(Records from a collection)
— begin —
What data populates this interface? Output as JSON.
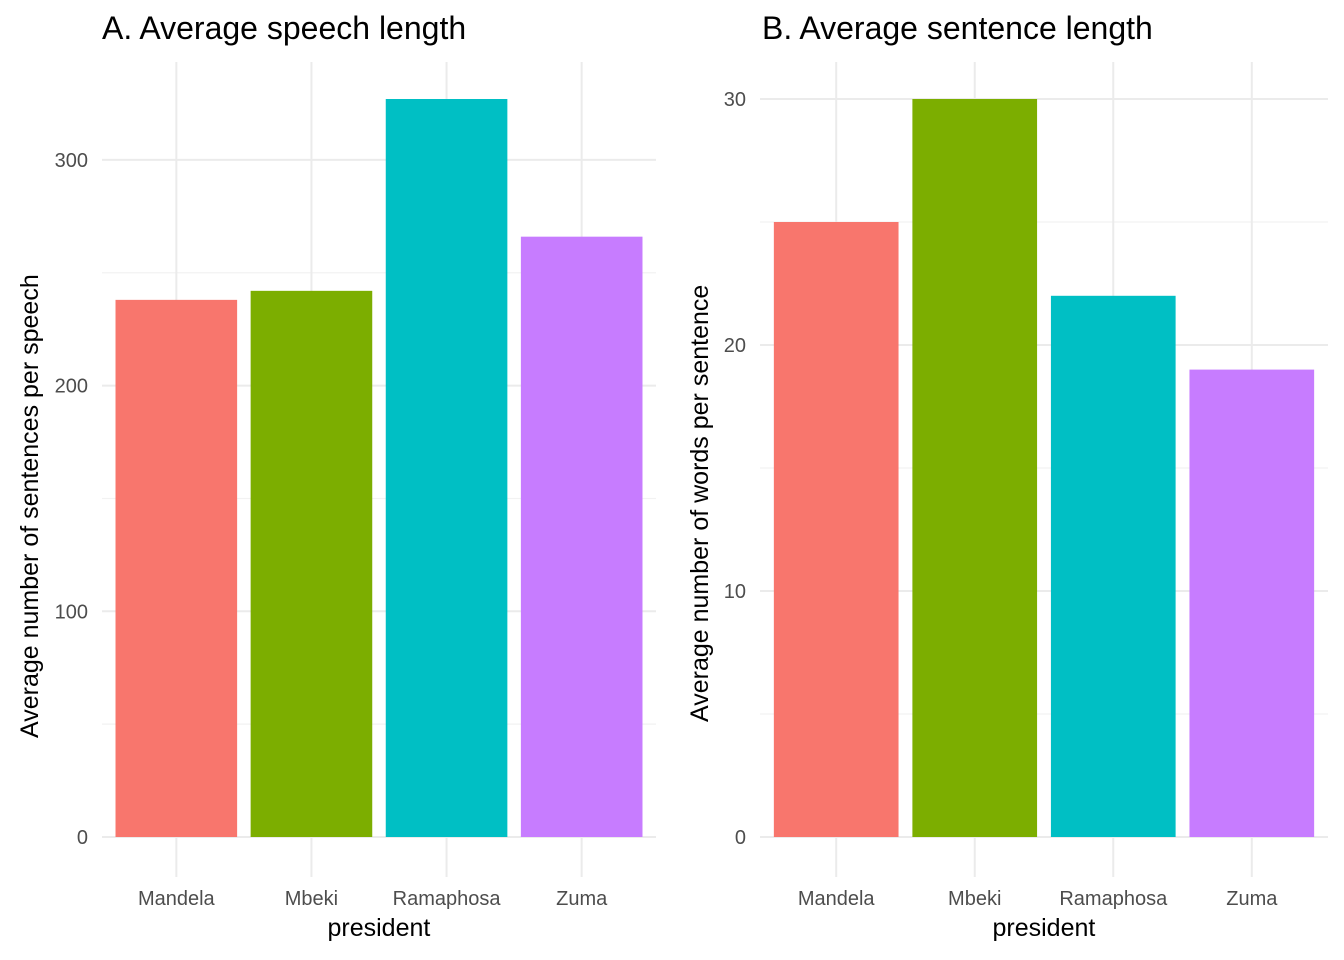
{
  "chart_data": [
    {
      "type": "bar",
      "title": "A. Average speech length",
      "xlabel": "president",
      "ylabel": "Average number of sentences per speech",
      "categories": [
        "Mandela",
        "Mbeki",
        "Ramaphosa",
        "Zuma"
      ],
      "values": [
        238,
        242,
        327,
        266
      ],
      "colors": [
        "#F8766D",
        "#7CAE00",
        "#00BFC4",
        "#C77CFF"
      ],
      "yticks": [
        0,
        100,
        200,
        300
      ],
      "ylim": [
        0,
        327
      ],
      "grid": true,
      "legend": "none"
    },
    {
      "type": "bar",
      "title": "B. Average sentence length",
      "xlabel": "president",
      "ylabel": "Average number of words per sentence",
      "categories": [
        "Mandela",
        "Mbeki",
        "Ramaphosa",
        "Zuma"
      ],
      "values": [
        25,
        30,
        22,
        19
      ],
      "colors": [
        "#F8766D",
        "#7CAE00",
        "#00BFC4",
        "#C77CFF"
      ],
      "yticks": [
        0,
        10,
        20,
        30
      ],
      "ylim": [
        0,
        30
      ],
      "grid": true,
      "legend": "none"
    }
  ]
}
— end —
▶ [DIRECTIONS FOR THIS TASK]: Read the lines above. Gather those in which the string "number" is found.

▶ [RESULT]:
      "ylabel": "Average number of sentences per speech",
      "ylabel": "Average number of words per sentence",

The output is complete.